_Trecho do documento_.
A escrita de Polydoro produz o poema “Louvor à dama paulista”, mas ninguém dá a menor atenção a isso. Enquanto o narrador mergulha na exibição de banalidades, a escrita de Paulo Emílio faz eco, não por acaso, à máxima machadiana com “a pena da galhofa e a tinta da melancolia”. As novelas mesclam o riso irônico à tristeza profunda, uma combinação que nasce tanto da tradição brasileira (Machado de Assis) quanto da experiência parisiense de Paulo Emílio.
Exilado político nos anos 1930 e 40, o autor conheceu de perto os surrealistas, comunistas e revolucionários. Frequentou o universo intelectual da época — até Jacques Lacan, cujas sessões de terapia ele abandonou insatisfeito. A convivência com vanguardas, psicanálise e literatura europeia impregna a ficção de Paulo Emílio. Uma escrita aparentemente tradicional, mas rachada por tensões modernas, cheia de brechas e fraturas. O ritmo ágil lembra tanto o romance filosófico do século 18, como o cinema.
A crítica da crítica
O impacto do livro foi imediato. Roberto Schwarz percebeu a sofisticação da prosa, capaz de aplicar recursos analíticos de ensaísta a temas mesquinhos, baixos, insignificantes. Essa escolha estética revelava a “aristocracia do nada” (expressão de Paulo Emílio num de seus mais conhecidos ensaios de cinema). As classes letradas brasileiras exibem todo o aparato de distinção, a sofisticação, mas giram em torno de futilidades. Segundo Schwarz, o choque da escrita de primeira com assuntos de quinta é uma revelação.
Anos mais tarde, José Pasta Jr. aproximou as três novelas da pornochanchada então popular no cinema dos anos 1970. Como nos filmes, as histórias revelam a degradação das classes altas, seus jogos perversos entre masculino e feminino, tudo filtrado pela ironia e pela elegância de Paulo Emílio. A forma corrosiva de narrar acaba por expor justamente a aberração e a cafonice da ditadura militar de então. O fantasma da ditadura surge em vários pontos de “Três Mulheres de Três PPPês”.
A sofisticação voltada ao banal dos paulistas encontrou eco em obras posteriores. Zulmira Tavares Ribeiro, na novela “Joias de Família” (1990), recria uma senhora elegante da elite paulistana, Maria Bráulia Munhoz, que observa sobrinho, marido falecido e empregada com olhar clínico e sarcástico. Sempre sob o signo das joias, das aparências de distinção, ela administra a vida de banalidades. Esse é o nível paulista de ser, segundo a visão crítica de Zulmira e Paulo Emílio.

_Dados em estudo_.
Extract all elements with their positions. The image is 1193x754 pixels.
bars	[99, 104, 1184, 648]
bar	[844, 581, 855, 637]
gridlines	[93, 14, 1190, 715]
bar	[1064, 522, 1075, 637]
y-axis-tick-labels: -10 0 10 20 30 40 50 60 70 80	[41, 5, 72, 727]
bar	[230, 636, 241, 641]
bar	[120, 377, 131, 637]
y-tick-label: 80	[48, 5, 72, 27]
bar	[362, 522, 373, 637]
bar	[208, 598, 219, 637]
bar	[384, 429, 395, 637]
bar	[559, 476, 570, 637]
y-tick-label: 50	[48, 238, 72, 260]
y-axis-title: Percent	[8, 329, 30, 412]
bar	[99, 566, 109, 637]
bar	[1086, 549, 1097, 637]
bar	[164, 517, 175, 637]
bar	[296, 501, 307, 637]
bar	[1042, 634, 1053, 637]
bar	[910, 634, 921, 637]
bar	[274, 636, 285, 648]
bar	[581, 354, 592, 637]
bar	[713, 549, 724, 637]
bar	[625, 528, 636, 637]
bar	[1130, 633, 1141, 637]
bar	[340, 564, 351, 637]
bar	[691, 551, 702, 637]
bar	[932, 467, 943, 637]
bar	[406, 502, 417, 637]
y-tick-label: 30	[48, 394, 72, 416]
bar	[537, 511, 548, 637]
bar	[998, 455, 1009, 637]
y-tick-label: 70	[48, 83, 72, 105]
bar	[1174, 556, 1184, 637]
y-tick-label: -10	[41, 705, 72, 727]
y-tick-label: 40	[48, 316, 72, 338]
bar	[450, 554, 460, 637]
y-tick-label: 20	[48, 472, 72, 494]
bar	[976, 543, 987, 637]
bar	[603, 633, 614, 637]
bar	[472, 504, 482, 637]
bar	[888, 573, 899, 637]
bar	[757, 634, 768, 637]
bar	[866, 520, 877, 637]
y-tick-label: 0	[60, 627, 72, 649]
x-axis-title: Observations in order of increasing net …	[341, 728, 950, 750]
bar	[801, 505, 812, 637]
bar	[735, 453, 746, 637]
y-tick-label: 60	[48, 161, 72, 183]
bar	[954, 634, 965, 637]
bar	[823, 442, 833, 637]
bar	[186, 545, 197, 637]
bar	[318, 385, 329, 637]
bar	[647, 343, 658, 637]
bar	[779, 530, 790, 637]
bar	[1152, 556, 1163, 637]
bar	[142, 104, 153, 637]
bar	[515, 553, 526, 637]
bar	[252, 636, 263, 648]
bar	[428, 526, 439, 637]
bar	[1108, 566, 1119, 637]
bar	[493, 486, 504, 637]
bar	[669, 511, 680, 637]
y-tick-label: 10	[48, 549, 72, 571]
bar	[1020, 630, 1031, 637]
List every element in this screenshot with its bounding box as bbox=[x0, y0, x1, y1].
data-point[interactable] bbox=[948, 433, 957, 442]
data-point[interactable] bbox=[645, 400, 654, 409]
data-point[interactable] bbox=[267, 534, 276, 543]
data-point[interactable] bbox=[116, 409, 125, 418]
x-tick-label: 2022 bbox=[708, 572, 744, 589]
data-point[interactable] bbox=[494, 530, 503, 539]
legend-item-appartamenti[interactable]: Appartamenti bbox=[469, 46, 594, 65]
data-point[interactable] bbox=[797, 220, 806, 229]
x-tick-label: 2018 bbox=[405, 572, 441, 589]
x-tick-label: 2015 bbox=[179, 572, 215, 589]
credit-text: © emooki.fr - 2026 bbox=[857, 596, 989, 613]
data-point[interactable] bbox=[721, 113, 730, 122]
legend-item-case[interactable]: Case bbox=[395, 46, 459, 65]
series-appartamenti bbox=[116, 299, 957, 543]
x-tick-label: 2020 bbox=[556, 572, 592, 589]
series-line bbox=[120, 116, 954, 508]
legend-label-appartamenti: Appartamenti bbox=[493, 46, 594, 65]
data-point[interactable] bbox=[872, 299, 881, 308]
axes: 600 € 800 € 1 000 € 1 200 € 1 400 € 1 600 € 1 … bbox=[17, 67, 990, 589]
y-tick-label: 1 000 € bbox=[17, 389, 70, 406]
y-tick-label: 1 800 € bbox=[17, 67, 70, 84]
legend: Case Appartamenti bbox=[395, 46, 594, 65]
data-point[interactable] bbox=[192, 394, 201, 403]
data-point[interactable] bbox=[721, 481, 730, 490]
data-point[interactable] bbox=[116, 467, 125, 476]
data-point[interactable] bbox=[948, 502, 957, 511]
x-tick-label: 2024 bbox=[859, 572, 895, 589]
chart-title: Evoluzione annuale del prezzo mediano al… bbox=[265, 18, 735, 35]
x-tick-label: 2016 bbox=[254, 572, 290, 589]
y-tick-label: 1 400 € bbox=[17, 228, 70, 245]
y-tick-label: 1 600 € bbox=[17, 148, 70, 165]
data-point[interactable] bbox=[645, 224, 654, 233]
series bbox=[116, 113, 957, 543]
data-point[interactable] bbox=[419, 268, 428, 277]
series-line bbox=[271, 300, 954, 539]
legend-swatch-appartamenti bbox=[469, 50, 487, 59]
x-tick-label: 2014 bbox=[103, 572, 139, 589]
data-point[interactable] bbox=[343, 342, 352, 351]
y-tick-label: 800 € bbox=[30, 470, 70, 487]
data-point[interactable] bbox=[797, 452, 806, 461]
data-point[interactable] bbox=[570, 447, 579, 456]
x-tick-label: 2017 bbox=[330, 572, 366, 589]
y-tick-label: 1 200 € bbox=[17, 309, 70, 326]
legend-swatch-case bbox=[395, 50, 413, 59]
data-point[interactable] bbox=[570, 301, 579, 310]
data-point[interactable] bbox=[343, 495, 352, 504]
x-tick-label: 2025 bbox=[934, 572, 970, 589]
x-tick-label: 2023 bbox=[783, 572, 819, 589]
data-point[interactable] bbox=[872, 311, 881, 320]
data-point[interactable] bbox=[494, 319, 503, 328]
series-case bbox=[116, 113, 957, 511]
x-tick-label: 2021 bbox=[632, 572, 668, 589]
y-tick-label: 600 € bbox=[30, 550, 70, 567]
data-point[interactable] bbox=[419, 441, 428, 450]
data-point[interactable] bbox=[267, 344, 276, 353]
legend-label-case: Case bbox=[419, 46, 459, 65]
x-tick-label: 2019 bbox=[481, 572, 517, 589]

_Sua tarefa_.
Responda, com base no texto sobre a ficção de Paulo Emílio:
1. De quem eram as sessões de terapia que Paulo Emílio abandonou insatisfeito?
2. A que gênero então popular no cinema dos anos 1970 José Pasta Jr. aproximou as três novelas?
3. Como se chama a senhora da elite paulistana recriada por Zulmira Tavares Ribeiro em "Joias de Família"?
Os registros não têm relação com o texto.

_Resposta_.
1. De Jacques Lacan.
2. À pornochanchada.
3. Maria Bráulia Munhoz.